* _EXERCISE DESCRIPTION_: The records that follow should be retyped word for word.

#### MATERIAL PROVIDED

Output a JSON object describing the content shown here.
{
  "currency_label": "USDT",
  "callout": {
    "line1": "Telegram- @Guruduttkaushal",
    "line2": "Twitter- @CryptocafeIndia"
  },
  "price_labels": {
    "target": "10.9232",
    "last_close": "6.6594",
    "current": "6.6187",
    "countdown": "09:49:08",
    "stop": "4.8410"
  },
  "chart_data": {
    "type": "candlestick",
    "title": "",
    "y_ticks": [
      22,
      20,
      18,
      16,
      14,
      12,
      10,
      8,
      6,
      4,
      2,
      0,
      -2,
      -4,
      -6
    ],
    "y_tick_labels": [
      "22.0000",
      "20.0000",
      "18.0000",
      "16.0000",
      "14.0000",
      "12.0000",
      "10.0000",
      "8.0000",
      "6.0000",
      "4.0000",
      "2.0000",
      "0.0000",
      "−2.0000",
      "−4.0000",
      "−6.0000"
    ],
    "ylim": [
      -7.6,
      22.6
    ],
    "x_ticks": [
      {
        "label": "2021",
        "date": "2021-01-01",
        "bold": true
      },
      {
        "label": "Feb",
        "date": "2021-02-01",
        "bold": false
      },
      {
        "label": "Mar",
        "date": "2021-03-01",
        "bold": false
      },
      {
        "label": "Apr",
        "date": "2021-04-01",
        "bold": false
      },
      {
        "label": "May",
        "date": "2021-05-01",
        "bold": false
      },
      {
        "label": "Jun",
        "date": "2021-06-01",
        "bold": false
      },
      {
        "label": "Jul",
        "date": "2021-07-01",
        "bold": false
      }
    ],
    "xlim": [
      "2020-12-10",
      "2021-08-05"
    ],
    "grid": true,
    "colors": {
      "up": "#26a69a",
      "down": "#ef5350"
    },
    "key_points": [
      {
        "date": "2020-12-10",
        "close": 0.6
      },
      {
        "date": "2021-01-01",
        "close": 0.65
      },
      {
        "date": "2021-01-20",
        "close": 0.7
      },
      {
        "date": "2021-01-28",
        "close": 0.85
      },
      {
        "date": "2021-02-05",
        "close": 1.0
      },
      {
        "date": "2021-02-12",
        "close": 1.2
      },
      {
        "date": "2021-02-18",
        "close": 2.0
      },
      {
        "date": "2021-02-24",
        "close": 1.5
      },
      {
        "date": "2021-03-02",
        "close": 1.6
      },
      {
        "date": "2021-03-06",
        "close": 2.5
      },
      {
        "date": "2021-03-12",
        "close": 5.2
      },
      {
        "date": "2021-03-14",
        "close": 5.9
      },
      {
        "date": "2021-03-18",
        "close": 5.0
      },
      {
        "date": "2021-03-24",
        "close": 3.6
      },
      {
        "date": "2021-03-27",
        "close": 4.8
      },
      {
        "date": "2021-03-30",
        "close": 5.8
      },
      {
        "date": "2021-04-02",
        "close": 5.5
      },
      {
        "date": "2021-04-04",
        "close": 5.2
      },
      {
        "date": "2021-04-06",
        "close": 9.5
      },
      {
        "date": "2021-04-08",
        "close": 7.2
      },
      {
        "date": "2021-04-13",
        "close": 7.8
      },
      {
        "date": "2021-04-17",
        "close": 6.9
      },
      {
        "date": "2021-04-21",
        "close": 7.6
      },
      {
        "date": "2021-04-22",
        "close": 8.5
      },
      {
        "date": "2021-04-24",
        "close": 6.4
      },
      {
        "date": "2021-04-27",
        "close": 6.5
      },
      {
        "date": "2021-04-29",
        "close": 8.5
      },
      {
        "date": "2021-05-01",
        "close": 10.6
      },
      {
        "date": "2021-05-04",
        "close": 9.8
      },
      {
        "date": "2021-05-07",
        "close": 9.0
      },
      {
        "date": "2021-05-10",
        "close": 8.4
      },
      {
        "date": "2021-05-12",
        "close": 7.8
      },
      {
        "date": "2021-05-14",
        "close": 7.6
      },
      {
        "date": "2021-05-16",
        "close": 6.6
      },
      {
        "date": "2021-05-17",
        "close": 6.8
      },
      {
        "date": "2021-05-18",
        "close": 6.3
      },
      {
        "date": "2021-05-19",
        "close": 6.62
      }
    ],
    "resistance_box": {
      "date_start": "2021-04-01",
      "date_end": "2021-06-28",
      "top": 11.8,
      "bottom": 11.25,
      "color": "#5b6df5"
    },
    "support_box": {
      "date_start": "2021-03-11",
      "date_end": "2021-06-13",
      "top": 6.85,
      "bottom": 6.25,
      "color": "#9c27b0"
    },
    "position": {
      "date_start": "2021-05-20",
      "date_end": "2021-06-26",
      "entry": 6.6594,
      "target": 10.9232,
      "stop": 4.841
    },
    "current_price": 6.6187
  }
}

########

* _RESULT OF THE TASK_:
Output a JSON object describing the content shown here.
{
  "currency_label": "USDT",
  "callout": {
    "line1": "Telegram- @Guruduttkaushal",
    "line2": "Twitter- @CryptocafeIndia"
  },
  "price_labels": {
    "target": "10.9232",
    "last_close": "6.6594",
    "current": "6.6187",
    "countdown": "09:49:08",
    "stop": "4.8410"
  },
  "chart_data": {
    "type": "candlestick",
    "title": "",
    "y_ticks": [
      22,
      20,
      18,
      16,
      14,
      12,
      10,
      8,
      6,
      4,
      2,
      0,
      -2,
      -4,
      -6
    ],
    "y_tick_labels": [
      "22.0000",
      "20.0000",
      "18.0000",
      "16.0000",
      "14.0000",
      "12.0000",
      "10.0000",
      "8.0000",
      "6.0000",
      "4.0000",
      "2.0000",
      "0.0000",
      "−2.0000",
      "−4.0000",
      "−6.0000"
    ],
    "ylim": [
      -7.6,
      22.6
    ],
    "x_ticks": [
      {
        "label": "2021",
        "date": "2021-01-01",
        "bold": true
      },
      {
        "label": "Feb",
        "date": "2021-02-01",
        "bold": false
      },
      {
        "label": "Mar",
        "date": "2021-03-01",
        "bold": false
      },
      {
        "label": "Apr",
        "date": "2021-04-01",
        "bold": false
      },
      {
        "label": "May",
        "date": "2021-05-01",
        "bold": false
      },
      {
        "label": "Jun",
        "date": "2021-06-01",
        "bold": false
      },
      {
        "label": "Jul",
        "date": "2021-07-01",
        "bold": false
      }
    ],
    "xlim": [
      "2020-12-10",
      "2021-08-05"
    ],
    "grid": true,
    "colors": {
      "up": "#26a69a",
      "down": "#ef5350"
    },
    "key_points": [
      {
        "date": "2020-12-10",
        "close": 0.6
      },
      {
        "date": "2021-01-01",
        "close": 0.65
      },
      {
        "date": "2021-01-20",
        "close": 0.7
      },
      {
        "date": "2021-01-28",
        "close": 0.85
      },
      {
        "date": "2021-02-05",
        "close": 1.0
      },
      {
        "date": "2021-02-12",
        "close": 1.2
      },
      {
        "date": "2021-02-18",
        "close": 2.0
      },
      {
        "date": "2021-02-24",
        "close": 1.5
      },
      {
        "date": "2021-03-02",
        "close": 1.6
      },
      {
        "date": "2021-03-06",
        "close": 2.5
      },
      {
        "date": "2021-03-12",
        "close": 5.2
      },
      {
        "date": "2021-03-14",
        "close": 5.9
      },
      {
        "date": "2021-03-18",
        "close": 5.0
      },
      {
        "date": "2021-03-24",
        "close": 3.6
      },
      {
        "date": "2021-03-27",
        "close": 4.8
      },
      {
        "date": "2021-03-30",
        "close": 5.8
      },
      {
        "date": "2021-04-02",
        "close": 5.5
      },
      {
        "date": "2021-04-04",
        "close": 5.2
      },
      {
        "date": "2021-04-06",
        "close": 9.5
      },
      {
        "date": "2021-04-08",
        "close": 7.2
      },
      {
        "date": "2021-04-13",
        "close": 7.8
      },
      {
        "date": "2021-04-17",
        "close": 6.9
      },
      {
        "date": "2021-04-21",
        "close": 7.6
      },
      {
        "date": "2021-04-22",
        "close": 8.5
      },
      {
        "date": "2021-04-24",
        "close": 6.4
      },
      {
        "date": "2021-04-27",
        "close": 6.5
      },
      {
        "date": "2021-04-29",
        "close": 8.5
      },
      {
        "date": "2021-05-01",
        "close": 10.6
      },
      {
        "date": "2021-05-04",
        "close": 9.8
      },
      {
        "date": "2021-05-07",
        "close": 9.0
      },
      {
        "date": "2021-05-10",
        "close": 8.4
      },
      {
        "date": "2021-05-12",
        "close": 7.8
      },
      {
        "date": "2021-05-14",
        "close": 7.6
      },
      {
        "date": "2021-05-16",
        "close": 6.6
      },
      {
        "date": "2021-05-17",
        "close": 6.8
      },
      {
        "date": "2021-05-18",
        "close": 6.3
      },
      {
        "date": "2021-05-19",
        "close": 6.62
      }
    ],
    "resistance_box": {
      "date_start": "2021-04-01",
      "date_end": "2021-06-28",
      "top": 11.8,
      "bottom": 11.25,
      "color": "#5b6df5"
    },
    "support_box": {
      "date_start": "2021-03-11",
      "date_end": "2021-06-13",
      "top": 6.85,
      "bottom": 6.25,
      "color": "#9c27b0"
    },
    "position": {
      "date_start": "2021-05-20",
      "date_end": "2021-06-26",
      "entry": 6.6594,
      "target": 10.9232,
      "stop": 4.841
    },
    "current_price": 6.6187
  }
}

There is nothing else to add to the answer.